To be done: Each line containing the word "Jaccard" must be collected.

** START Stored data **

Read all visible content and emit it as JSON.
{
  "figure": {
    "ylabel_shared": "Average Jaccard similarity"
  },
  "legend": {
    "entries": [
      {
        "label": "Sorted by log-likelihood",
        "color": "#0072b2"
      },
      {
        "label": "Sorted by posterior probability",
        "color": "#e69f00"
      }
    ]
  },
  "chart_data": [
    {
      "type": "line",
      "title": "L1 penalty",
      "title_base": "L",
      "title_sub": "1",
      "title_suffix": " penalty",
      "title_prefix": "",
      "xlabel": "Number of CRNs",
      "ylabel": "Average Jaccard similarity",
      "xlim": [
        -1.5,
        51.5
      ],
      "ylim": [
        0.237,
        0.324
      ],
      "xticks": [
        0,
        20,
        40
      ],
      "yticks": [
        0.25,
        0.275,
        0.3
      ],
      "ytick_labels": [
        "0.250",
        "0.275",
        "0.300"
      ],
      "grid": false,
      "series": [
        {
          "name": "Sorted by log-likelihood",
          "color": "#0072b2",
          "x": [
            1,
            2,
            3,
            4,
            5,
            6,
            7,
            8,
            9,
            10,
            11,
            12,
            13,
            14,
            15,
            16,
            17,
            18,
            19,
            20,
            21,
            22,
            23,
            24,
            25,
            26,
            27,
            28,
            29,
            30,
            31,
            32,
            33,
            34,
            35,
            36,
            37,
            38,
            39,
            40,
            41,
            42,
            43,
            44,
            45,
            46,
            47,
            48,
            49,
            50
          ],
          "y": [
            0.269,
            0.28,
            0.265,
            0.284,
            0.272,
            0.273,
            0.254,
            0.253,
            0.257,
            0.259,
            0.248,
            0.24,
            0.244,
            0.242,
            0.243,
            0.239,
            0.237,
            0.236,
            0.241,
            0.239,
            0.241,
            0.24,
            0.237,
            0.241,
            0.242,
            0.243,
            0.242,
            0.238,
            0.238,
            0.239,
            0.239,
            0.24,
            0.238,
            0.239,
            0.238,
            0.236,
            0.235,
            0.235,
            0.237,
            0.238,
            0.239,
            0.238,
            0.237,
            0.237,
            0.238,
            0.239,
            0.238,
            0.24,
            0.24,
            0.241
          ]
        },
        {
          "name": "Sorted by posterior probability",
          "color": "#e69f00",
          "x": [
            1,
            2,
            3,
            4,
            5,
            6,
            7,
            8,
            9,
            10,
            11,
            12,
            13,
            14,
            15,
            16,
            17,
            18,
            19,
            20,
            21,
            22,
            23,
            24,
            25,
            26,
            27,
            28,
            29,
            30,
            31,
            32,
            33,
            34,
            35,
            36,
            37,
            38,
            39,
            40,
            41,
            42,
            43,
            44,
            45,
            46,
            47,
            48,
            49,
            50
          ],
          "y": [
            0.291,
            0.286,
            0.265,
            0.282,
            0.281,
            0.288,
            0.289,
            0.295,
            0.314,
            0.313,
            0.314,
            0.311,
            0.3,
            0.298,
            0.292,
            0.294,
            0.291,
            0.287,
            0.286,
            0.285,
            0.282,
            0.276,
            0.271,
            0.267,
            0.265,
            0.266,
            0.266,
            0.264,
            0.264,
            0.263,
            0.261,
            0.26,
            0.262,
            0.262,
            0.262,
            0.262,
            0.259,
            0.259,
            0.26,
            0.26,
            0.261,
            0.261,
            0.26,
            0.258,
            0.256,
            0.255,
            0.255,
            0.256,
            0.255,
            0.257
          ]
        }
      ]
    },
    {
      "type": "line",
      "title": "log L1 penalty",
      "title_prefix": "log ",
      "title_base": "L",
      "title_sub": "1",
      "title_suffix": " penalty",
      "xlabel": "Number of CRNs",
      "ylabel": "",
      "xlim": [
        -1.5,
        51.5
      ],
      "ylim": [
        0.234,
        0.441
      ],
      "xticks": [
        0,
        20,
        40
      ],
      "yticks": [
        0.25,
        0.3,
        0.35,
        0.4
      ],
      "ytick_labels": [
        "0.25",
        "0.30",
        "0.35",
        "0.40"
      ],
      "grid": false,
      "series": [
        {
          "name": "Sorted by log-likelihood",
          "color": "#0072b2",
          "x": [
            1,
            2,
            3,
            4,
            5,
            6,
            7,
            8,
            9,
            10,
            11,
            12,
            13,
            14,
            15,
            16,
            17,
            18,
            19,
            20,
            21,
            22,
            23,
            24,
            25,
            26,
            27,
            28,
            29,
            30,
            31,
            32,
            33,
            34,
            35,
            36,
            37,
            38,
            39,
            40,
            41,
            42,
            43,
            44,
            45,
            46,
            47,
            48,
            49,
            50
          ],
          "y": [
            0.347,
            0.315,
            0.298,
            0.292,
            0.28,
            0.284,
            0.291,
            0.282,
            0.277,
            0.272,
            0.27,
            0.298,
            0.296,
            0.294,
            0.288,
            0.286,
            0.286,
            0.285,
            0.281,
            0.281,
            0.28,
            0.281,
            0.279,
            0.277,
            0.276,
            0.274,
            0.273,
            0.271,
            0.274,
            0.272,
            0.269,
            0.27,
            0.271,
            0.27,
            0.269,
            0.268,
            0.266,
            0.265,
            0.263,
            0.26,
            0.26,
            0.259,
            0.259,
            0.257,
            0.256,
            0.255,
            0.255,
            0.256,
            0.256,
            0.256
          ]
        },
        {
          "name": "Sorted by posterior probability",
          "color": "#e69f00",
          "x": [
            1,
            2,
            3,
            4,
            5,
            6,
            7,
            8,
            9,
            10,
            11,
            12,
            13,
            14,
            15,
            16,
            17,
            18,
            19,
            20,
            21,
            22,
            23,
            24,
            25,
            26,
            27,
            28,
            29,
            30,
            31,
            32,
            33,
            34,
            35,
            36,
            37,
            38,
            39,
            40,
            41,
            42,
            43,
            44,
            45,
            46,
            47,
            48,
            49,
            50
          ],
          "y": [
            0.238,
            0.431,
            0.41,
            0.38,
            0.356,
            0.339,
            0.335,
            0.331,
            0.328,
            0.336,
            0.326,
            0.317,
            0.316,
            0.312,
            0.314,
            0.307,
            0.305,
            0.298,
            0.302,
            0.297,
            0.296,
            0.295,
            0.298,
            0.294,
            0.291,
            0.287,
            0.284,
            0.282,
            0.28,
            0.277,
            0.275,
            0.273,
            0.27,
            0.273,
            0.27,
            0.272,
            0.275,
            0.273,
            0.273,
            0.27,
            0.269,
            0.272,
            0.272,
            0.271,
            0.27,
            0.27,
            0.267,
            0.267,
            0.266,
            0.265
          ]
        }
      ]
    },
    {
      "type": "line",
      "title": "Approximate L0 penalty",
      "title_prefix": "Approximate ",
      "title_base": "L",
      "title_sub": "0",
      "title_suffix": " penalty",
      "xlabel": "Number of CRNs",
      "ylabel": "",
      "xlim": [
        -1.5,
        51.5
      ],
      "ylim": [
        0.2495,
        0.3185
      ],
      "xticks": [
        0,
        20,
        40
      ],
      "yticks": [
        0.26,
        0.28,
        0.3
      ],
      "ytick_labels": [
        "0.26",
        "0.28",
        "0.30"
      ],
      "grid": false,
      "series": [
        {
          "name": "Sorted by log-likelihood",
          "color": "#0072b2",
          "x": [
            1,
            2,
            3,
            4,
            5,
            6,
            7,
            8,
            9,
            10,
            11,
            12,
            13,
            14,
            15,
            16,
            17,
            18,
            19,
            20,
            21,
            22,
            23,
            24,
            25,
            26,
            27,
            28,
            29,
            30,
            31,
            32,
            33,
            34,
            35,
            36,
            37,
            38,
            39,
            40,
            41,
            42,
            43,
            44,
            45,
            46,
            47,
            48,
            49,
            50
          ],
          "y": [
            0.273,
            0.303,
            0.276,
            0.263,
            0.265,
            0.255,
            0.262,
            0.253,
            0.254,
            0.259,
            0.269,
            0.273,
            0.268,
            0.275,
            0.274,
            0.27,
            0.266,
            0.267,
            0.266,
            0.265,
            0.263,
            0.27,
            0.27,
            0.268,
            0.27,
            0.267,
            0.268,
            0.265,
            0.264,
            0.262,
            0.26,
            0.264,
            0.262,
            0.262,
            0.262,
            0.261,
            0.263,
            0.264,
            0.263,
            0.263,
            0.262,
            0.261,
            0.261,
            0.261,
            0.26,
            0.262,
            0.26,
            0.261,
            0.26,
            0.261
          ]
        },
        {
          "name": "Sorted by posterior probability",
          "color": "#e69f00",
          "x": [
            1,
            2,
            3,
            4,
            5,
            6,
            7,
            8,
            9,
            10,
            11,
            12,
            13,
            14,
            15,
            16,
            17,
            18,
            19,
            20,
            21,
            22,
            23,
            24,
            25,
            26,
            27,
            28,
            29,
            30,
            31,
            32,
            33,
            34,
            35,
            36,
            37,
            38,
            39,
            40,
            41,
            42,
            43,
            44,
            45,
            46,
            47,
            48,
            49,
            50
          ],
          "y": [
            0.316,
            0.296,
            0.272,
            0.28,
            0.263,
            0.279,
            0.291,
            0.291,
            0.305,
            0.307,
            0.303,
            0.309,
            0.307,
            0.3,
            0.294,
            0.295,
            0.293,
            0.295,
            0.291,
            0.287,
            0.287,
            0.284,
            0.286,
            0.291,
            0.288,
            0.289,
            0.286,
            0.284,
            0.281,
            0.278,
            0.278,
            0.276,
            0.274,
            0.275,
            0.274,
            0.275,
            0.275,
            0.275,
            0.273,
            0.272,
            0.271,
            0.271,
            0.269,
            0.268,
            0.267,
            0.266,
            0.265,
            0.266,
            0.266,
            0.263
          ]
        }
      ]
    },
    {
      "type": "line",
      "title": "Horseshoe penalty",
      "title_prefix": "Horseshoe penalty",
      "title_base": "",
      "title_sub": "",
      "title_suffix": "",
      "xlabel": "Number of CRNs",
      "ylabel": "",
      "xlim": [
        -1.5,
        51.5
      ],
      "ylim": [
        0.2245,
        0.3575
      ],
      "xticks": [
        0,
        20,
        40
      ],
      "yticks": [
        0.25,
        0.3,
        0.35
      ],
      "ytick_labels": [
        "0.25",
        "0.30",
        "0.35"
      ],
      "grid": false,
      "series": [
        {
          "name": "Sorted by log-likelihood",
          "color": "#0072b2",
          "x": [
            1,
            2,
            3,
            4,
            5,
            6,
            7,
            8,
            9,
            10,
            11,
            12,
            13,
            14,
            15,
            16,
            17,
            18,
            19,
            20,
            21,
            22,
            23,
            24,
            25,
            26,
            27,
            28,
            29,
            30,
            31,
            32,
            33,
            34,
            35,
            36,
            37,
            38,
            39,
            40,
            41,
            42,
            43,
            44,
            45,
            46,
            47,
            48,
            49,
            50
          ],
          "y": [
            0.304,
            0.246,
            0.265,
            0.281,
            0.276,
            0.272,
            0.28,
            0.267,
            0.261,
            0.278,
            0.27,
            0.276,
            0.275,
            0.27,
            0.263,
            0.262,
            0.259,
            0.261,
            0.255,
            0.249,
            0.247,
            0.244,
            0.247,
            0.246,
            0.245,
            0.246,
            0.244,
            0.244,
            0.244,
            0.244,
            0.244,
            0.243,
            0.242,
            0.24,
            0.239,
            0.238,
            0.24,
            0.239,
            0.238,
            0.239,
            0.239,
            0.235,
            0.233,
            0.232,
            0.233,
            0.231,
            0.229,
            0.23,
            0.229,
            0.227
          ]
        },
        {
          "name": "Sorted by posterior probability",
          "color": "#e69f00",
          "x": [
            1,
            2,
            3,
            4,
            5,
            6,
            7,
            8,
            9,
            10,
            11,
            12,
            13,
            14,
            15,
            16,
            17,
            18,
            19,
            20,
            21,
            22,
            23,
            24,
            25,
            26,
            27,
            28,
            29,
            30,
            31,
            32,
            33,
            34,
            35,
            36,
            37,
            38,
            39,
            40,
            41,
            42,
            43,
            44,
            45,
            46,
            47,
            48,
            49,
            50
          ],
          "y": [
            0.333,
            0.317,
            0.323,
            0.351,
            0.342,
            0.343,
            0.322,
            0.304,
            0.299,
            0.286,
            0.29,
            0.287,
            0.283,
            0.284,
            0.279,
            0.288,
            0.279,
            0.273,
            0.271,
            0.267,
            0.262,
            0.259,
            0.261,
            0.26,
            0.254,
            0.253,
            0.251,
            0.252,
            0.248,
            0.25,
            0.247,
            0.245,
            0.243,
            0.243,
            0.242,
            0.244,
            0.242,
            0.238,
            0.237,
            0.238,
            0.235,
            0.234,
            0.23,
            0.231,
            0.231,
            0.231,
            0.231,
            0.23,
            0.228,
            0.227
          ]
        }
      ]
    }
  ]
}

** END Stored data **

Written answer:
    "ylabel_shared": "Average Jaccard similarity"
      "ylabel": "Average Jaccard similarity",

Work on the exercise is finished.